- _TASK SET_:
1. In the piece on flying technique, switch "Acme way" to "textbook way" and write out the part starting at "Well, sure, and, in" and ending at "sometimes it’s not.".
2. In the piece on flying technique, what three things does doing it "their way" mean?

- _DOCUMENT_:
════════
The Tailwheel Town PA12 at the grass strip at the Madras Airport (Photo by Phil Comingore)

Well, sure, and, in case you haven’t figured it out yet, I’ll let you in on my thinking.  How many times do you think you’ve heard me claim that a good pilot has to be able to perform a particular maneuver several different ways?  Plenty.  You see, especially when taking a checkride, we often have to fly the airplane the Acme way.  Most examiners will be required to test us according to the Acme way because that is how the FAA thinks airplanes should be flown.  It might be easy to fall back on how we teach… fly a tiny, low pattern, bank steeply, make a short approach.  But to be a good pilot, we have to be able to do it their way.  That means a huge pattern, long final and stabilized approach.  Heck, that should be easy!  But sometimes it’s not.
════════
- _LISTED RECORDS_:
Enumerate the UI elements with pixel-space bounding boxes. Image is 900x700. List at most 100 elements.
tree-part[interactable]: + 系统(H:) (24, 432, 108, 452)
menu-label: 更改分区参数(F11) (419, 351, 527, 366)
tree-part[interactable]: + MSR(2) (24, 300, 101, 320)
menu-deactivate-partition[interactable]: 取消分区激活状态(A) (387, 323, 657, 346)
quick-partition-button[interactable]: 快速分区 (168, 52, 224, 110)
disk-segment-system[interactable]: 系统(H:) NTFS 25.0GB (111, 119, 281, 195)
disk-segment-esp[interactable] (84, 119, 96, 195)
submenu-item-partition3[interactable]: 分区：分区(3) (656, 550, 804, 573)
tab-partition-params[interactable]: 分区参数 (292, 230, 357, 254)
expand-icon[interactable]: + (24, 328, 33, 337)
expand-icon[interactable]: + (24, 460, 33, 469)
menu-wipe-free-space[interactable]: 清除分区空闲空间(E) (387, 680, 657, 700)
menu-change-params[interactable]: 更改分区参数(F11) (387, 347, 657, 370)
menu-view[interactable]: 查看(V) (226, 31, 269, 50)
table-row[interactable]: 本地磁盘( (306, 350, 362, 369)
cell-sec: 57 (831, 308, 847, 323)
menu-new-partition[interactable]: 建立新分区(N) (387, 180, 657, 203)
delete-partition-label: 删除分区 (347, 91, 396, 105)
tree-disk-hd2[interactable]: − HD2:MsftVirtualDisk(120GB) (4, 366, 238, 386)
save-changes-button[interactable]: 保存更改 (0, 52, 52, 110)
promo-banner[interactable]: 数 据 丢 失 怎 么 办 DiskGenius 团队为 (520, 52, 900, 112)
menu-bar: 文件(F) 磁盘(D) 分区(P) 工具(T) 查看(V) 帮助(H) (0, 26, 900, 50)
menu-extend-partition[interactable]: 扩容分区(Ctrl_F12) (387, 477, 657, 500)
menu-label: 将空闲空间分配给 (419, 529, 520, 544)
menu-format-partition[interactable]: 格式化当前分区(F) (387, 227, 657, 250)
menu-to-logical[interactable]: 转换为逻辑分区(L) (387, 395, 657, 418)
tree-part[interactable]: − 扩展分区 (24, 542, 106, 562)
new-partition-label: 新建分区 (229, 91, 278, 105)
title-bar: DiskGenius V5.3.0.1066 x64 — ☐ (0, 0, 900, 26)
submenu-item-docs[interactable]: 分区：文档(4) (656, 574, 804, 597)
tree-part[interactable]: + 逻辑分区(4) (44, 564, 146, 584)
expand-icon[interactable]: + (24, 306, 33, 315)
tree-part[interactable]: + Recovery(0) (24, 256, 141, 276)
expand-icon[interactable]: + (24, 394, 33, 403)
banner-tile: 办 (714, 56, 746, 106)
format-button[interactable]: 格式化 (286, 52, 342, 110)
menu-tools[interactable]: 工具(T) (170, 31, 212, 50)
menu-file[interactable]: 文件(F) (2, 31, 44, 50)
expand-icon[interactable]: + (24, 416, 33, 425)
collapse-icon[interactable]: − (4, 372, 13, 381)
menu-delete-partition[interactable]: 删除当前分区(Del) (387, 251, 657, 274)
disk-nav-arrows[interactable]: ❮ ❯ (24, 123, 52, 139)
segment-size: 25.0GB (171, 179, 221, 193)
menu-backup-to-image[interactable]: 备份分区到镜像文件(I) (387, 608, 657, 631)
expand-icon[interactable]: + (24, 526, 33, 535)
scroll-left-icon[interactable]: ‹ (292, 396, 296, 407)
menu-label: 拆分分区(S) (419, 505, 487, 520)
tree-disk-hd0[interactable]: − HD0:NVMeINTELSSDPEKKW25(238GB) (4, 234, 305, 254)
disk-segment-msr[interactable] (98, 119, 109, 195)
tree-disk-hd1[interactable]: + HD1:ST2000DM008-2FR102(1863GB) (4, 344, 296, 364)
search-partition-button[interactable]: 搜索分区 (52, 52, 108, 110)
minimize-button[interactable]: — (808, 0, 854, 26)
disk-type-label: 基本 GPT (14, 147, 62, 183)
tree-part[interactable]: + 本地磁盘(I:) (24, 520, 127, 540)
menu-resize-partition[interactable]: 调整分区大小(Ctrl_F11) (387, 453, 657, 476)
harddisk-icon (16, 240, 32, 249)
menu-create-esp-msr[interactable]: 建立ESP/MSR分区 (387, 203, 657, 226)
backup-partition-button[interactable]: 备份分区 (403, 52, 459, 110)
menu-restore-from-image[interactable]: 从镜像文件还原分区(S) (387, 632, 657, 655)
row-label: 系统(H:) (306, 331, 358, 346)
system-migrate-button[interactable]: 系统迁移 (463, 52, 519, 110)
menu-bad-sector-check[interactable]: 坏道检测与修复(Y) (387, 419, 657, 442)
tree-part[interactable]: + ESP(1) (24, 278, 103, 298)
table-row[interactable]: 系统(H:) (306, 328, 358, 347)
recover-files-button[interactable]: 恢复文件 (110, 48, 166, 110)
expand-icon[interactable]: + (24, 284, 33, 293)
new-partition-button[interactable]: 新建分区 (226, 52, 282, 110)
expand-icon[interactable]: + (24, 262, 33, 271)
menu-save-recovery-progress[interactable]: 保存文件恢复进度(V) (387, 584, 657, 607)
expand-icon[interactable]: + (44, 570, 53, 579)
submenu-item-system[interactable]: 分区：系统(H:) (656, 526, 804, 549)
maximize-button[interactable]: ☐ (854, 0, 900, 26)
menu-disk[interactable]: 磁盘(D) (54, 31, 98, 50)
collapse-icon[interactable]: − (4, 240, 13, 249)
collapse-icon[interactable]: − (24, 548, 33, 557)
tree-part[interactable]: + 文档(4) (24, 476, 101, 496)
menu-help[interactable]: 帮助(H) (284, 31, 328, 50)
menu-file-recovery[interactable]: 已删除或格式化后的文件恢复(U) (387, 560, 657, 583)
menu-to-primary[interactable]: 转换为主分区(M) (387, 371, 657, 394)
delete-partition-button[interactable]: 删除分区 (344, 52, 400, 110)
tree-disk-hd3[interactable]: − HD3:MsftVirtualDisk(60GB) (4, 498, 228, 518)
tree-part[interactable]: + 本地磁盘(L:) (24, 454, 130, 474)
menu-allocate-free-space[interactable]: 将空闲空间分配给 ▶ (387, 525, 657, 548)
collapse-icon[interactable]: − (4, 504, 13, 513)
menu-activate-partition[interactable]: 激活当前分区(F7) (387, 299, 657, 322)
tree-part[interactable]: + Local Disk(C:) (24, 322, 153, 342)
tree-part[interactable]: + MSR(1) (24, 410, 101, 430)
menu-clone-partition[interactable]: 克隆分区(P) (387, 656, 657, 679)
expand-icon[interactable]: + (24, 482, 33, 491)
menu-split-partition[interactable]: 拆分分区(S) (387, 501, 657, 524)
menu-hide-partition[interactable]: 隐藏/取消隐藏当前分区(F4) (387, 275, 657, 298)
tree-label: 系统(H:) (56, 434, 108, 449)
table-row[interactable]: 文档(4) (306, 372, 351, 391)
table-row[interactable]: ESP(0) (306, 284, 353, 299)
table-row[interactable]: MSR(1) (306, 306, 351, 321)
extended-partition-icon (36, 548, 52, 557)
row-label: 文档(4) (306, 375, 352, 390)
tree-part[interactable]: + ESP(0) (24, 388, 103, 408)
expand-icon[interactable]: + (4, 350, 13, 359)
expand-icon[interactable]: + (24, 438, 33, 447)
════════
- _RESULTS BY TASK_:
1.
Well, sure, and, in case you haven’t figured it out yet, I’ll let you in on my thinking.  How many times do you think you’ve heard me claim that a good pilot has to be able to perform a particular maneuver several different ways?  Plenty.  You see, especially when taking a checkride, we often have to fly the airplane the textbook way.  Most examiners will be required to test us according to the textbook way because that is how the FAA thinks airplanes should be flown.  It might be easy to fall back on how we teach… fly a tiny, low pattern, bank steeply, make a short approach.  But to be a good pilot, we have to be able to do it their way.  That means a huge pattern, long final and stabilized approach.  Heck, that should be easy!  But sometimes it’s not.

2. A huge pattern, a long final and a stabilized approach.